## [Problem statement]
Images do not belong in the copy. Retype all the entries below exactly.

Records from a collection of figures
++++++++
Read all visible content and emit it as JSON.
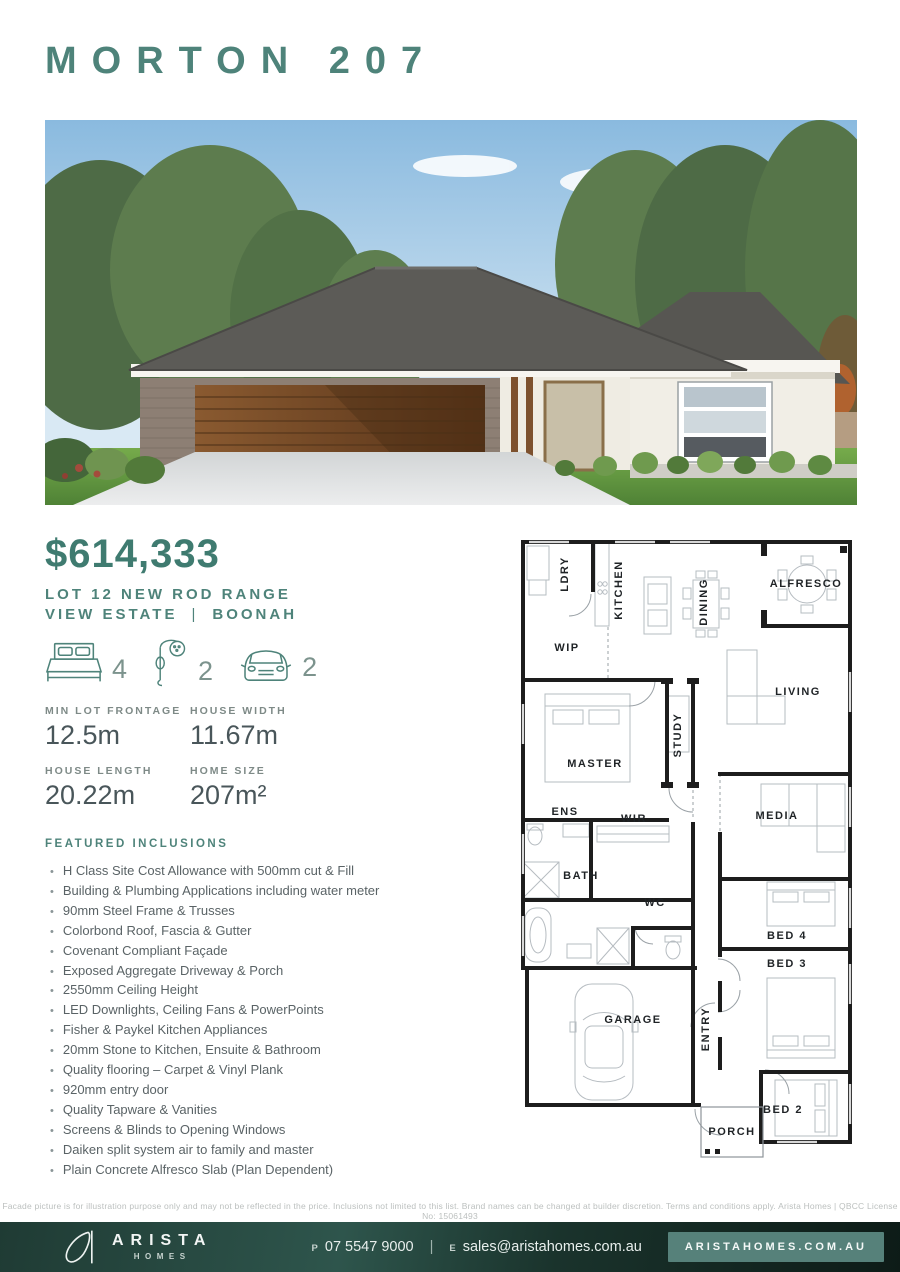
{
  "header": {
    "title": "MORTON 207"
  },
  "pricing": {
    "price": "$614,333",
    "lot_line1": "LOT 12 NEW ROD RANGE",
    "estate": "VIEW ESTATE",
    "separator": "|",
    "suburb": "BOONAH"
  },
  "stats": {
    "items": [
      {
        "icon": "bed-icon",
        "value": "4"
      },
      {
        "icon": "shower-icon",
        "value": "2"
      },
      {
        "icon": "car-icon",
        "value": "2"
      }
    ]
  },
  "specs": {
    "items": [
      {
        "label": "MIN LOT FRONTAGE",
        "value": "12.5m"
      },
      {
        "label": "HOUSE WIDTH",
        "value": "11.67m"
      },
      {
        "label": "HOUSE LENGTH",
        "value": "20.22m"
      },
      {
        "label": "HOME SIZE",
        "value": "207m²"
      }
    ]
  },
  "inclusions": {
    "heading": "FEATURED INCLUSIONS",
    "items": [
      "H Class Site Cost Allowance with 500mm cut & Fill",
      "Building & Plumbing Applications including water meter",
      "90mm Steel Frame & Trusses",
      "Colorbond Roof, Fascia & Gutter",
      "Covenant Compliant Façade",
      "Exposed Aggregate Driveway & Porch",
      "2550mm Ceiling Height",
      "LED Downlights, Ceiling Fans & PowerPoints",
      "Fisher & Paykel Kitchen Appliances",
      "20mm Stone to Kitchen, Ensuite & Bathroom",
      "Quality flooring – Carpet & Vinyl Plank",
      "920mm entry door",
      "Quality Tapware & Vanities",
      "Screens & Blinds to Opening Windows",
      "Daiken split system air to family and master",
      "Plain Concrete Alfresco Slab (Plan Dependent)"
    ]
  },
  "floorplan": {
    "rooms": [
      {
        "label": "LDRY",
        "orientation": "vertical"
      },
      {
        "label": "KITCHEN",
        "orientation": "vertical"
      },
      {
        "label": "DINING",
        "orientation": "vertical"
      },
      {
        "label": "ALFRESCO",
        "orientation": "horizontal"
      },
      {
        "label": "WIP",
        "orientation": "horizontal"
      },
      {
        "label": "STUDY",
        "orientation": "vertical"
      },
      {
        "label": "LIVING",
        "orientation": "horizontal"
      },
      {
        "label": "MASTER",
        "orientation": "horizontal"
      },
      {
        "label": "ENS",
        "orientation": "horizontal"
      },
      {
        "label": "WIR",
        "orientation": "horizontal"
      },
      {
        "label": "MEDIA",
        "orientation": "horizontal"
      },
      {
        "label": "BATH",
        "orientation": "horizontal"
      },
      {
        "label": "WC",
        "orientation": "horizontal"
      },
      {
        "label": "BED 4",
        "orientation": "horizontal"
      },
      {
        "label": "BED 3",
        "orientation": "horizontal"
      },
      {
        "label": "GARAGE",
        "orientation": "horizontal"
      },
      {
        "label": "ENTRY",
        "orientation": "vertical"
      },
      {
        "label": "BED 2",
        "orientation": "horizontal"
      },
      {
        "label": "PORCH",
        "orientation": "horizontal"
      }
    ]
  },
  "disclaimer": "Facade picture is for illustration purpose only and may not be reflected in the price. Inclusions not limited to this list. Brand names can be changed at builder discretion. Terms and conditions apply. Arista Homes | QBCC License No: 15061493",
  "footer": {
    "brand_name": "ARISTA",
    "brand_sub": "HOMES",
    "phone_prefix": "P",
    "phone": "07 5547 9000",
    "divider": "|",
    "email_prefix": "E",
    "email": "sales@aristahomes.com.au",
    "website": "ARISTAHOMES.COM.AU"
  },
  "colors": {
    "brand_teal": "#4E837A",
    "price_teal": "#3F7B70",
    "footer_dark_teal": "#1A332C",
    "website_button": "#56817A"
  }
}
++++++++
## [Solution below]
Read all visible content and emit it as JSON.
{
  "header": {
    "title": "MORTON 207"
  },
  "pricing": {
    "price": "$614,333",
    "lot_line1": "LOT 12 NEW ROD RANGE",
    "estate": "VIEW ESTATE",
    "separator": "|",
    "suburb": "BOONAH"
  },
  "stats": {
    "items": [
      {
        "icon": "bed-icon",
        "value": "4"
      },
      {
        "icon": "shower-icon",
        "value": "2"
      },
      {
        "icon": "car-icon",
        "value": "2"
      }
    ]
  },
  "specs": {
    "items": [
      {
        "label": "MIN LOT FRONTAGE",
        "value": "12.5m"
      },
      {
        "label": "HOUSE WIDTH",
        "value": "11.67m"
      },
      {
        "label": "HOUSE LENGTH",
        "value": "20.22m"
      },
      {
        "label": "HOME SIZE",
        "value": "207m²"
      }
    ]
  },
  "inclusions": {
    "heading": "FEATURED INCLUSIONS",
    "items": [
      "H Class Site Cost Allowance with 500mm cut & Fill",
      "Building & Plumbing Applications including water meter",
      "90mm Steel Frame & Trusses",
      "Colorbond Roof, Fascia & Gutter",
      "Covenant Compliant Façade",
      "Exposed Aggregate Driveway & Porch",
      "2550mm Ceiling Height",
      "LED Downlights, Ceiling Fans & PowerPoints",
      "Fisher & Paykel Kitchen Appliances",
      "20mm Stone to Kitchen, Ensuite & Bathroom",
      "Quality flooring – Carpet & Vinyl Plank",
      "920mm entry door",
      "Quality Tapware & Vanities",
      "Screens & Blinds to Opening Windows",
      "Daiken split system air to family and master",
      "Plain Concrete Alfresco Slab (Plan Dependent)"
    ]
  },
  "floorplan": {
    "rooms": [
      {
        "label": "LDRY",
        "orientation": "vertical"
      },
      {
        "label": "KITCHEN",
        "orientation": "vertical"
      },
      {
        "label": "DINING",
        "orientation": "vertical"
      },
      {
        "label": "ALFRESCO",
        "orientation": "horizontal"
      },
      {
        "label": "WIP",
        "orientation": "horizontal"
      },
      {
        "label": "STUDY",
        "orientation": "vertical"
      },
      {
        "label": "LIVING",
        "orientation": "horizontal"
      },
      {
        "label": "MASTER",
        "orientation": "horizontal"
      },
      {
        "label": "ENS",
        "orientation": "horizontal"
      },
      {
        "label": "WIR",
        "orientation": "horizontal"
      },
      {
        "label": "MEDIA",
        "orientation": "horizontal"
      },
      {
        "label": "BATH",
        "orientation": "horizontal"
      },
      {
        "label": "WC",
        "orientation": "horizontal"
      },
      {
        "label": "BED 4",
        "orientation": "horizontal"
      },
      {
        "label": "BED 3",
        "orientation": "horizontal"
      },
      {
        "label": "GARAGE",
        "orientation": "horizontal"
      },
      {
        "label": "ENTRY",
        "orientation": "vertical"
      },
      {
        "label": "BED 2",
        "orientation": "horizontal"
      },
      {
        "label": "PORCH",
        "orientation": "horizontal"
      }
    ]
  },
  "disclaimer": "Facade picture is for illustration purpose only and may not be reflected in the price. Inclusions not limited to this list. Brand names can be changed at builder discretion. Terms and conditions apply. Arista Homes | QBCC License No: 15061493",
  "footer": {
    "brand_name": "ARISTA",
    "brand_sub": "HOMES",
    "phone_prefix": "P",
    "phone": "07 5547 9000",
    "divider": "|",
    "email_prefix": "E",
    "email": "sales@aristahomes.com.au",
    "website": "ARISTAHOMES.COM.AU"
  },
  "colors": {
    "brand_teal": "#4E837A",
    "price_teal": "#3F7B70",
    "footer_dark_teal": "#1A332C",
    "website_button": "#56817A"
  }
}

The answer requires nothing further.